**The request:** Recast the lines of the records below as a JSON list of strings, one string per line and no blank lines, starting with the line containing "bar — [690, 443, 714, 521]" and going on through the line containing "uI element localization: list", both included.
____________
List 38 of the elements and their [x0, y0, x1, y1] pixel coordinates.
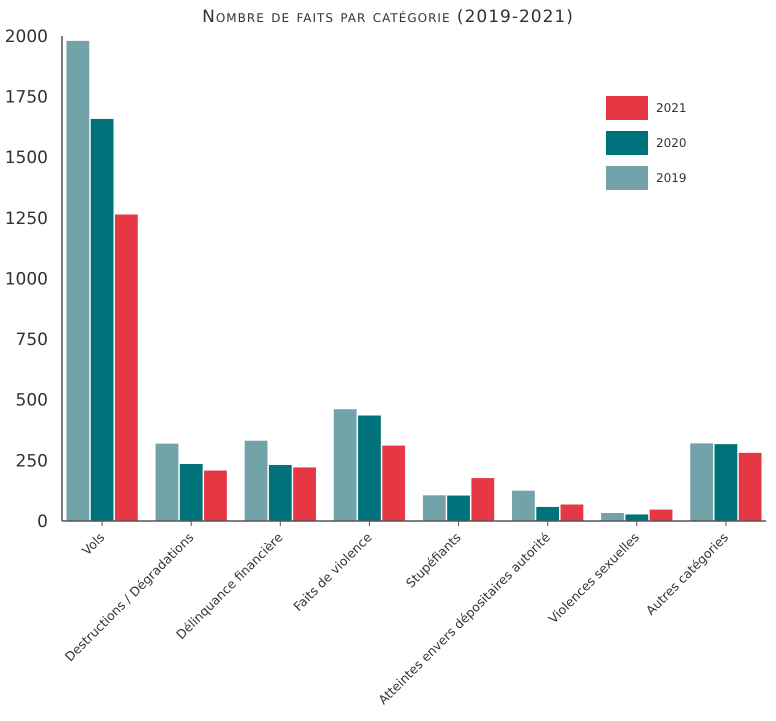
bar — [690, 443, 714, 521]
bar — [293, 467, 316, 521]
bar — [90, 118, 114, 521]
y-tick-label: 500 — [16, 390, 48, 411]
y-tick-label: 1250 — [4, 208, 48, 229]
bar — [625, 514, 648, 521]
bar — [114, 214, 138, 521]
legend-label: 2019 — [656, 171, 687, 186]
bar — [244, 440, 268, 521]
x-tick-label: Vols — [78, 530, 108, 558]
bar — [204, 470, 227, 521]
bar — [156, 444, 178, 521]
bar — [180, 464, 203, 521]
y-tick-label: 1750 — [4, 88, 48, 108]
bar — [382, 446, 406, 521]
bar — [268, 464, 292, 521]
chart-title: Nombre de faits par catégorie (2019-2021) — [202, 7, 574, 27]
bar — [422, 495, 446, 521]
bar — [358, 416, 381, 521]
y-tick-label: 2000 — [4, 26, 48, 47]
bar — [536, 506, 560, 521]
y-tick-label: 1000 — [4, 269, 48, 290]
bar — [447, 496, 470, 521]
legend-label: 2021 — [656, 101, 687, 116]
bar — [512, 490, 535, 521]
bar — [334, 409, 357, 521]
y-tick-label: 250 — [16, 451, 48, 472]
y-tick-label: 750 — [16, 330, 48, 350]
bar — [714, 444, 738, 521]
bar — [66, 40, 90, 521]
y-tick-label: 0 — [37, 512, 48, 532]
bar — [650, 510, 672, 521]
legend-label: 2020 — [656, 136, 687, 150]
bar — [601, 512, 624, 521]
bar — [738, 452, 762, 521]
y-tick-label: 1500 — [4, 148, 48, 168]
bar — [471, 478, 494, 521]
bar — [560, 504, 584, 521]
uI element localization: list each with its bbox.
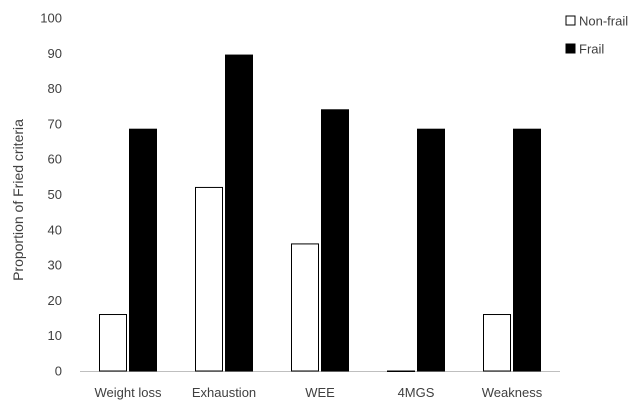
- x-tick-label: Weakness: [482, 385, 543, 400]
- bar-non-frail: [99, 314, 127, 372]
- bar-non-frail: [291, 243, 319, 372]
- y-tick-label: 60: [48, 152, 62, 167]
- legend: Non-frail Frail: [565, 14, 628, 57]
- bar-frail: [321, 109, 349, 372]
- legend-label: Non-frail: [579, 14, 628, 29]
- legend-label: Frail: [579, 42, 604, 57]
- y-axis-title: Proportion of Fried criteria: [10, 119, 26, 281]
- y-axis-ticks: 0 10 20 30 40 50 60 70 80 90 100: [40, 11, 62, 379]
- x-axis-ticks: Weight loss Exhaustion WEE 4MGS Weakness: [95, 385, 543, 400]
- y-tick-label: 0: [55, 364, 62, 379]
- y-tick-label: 70: [48, 116, 62, 131]
- y-tick-label: 30: [48, 258, 62, 273]
- legend-swatch: [565, 15, 576, 26]
- bar-frail: [225, 54, 253, 372]
- bar-frail: [513, 128, 541, 372]
- y-tick-label: 20: [48, 293, 62, 308]
- y-tick-label: 50: [48, 187, 62, 202]
- y-tick-label: 10: [48, 328, 62, 343]
- bar-frail: [417, 128, 445, 372]
- y-tick-label: 80: [48, 81, 62, 96]
- legend-swatch: [565, 43, 576, 54]
- y-tick-label: 40: [48, 222, 62, 237]
- x-tick-label: Exhaustion: [192, 385, 256, 400]
- x-tick-label: 4MGS: [398, 385, 435, 400]
- x-tick-label: Weight loss: [95, 385, 162, 400]
- y-tick-label: 100: [40, 11, 62, 26]
- x-tick-label: WEE: [305, 385, 335, 400]
- bar-frail: [129, 128, 157, 372]
- bar-non-frail: [195, 186, 223, 372]
- bar-non-frail: [483, 314, 511, 372]
- bars-group: [99, 54, 541, 372]
- y-tick-label: 90: [48, 46, 62, 61]
- bar-non-frail: [387, 370, 415, 372]
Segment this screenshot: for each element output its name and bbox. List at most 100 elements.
____________
**Output of the task:**
[
  "bar — [690, 443, 714, 521]",
  "bar — [293, 467, 316, 521]",
  "bar — [90, 118, 114, 521]",
  "y-tick-label: 500 — [16, 390, 48, 411]",
  "y-tick-label: 1250 — [4, 208, 48, 229]",
  "bar — [625, 514, 648, 521]",
  "bar — [114, 214, 138, 521]",
  "legend-label: 2019 — [656, 171, 687, 186]",
  "bar — [244, 440, 268, 521]",
  "x-tick-label: Vols — [78, 530, 108, 558]",
  "bar — [204, 470, 227, 521]",
  "bar — [156, 444, 178, 521]",
  "bar — [180, 464, 203, 521]",
  "y-tick-label: 1750 — [4, 88, 48, 108]",
  "bar — [382, 446, 406, 521]",
  "bar — [268, 464, 292, 521]",
  "chart-title: Nombre de faits par catégorie (2019-2021) — [202, 7, 574, 27]",
  "bar — [422, 495, 446, 521]",
  "bar — [358, 416, 381, 521]",
  "y-tick-label: 2000 — [4, 26, 48, 47]",
  "bar — [536, 506, 560, 521]",
  "y-tick-label: 1000 — [4, 269, 48, 290]",
  "bar — [447, 496, 470, 521]",
  "legend-label: 2021 — [656, 101, 687, 116]",
  "bar — [512, 490, 535, 521]",
  "bar — [334, 409, 357, 521]",
  "y-tick-label: 250 — [16, 451, 48, 472]",
  "y-tick-label: 750 — [16, 330, 48, 350]",
  "bar — [714, 444, 738, 521]",
  "bar — [66, 40, 90, 521]",
  "y-tick-label: 0 — [37, 512, 48, 532]",
  "bar — [650, 510, 672, 521]",
  "legend-label: 2020 — [656, 136, 687, 150]",
  "bar — [601, 512, 624, 521]",
  "bar — [738, 452, 762, 521]",
  "y-tick-label: 1500 — [4, 148, 48, 168]",
  "bar — [471, 478, 494, 521]",
  "bar — [560, 504, 584, 521]",
  "uI element localization: list each with its bbox."
]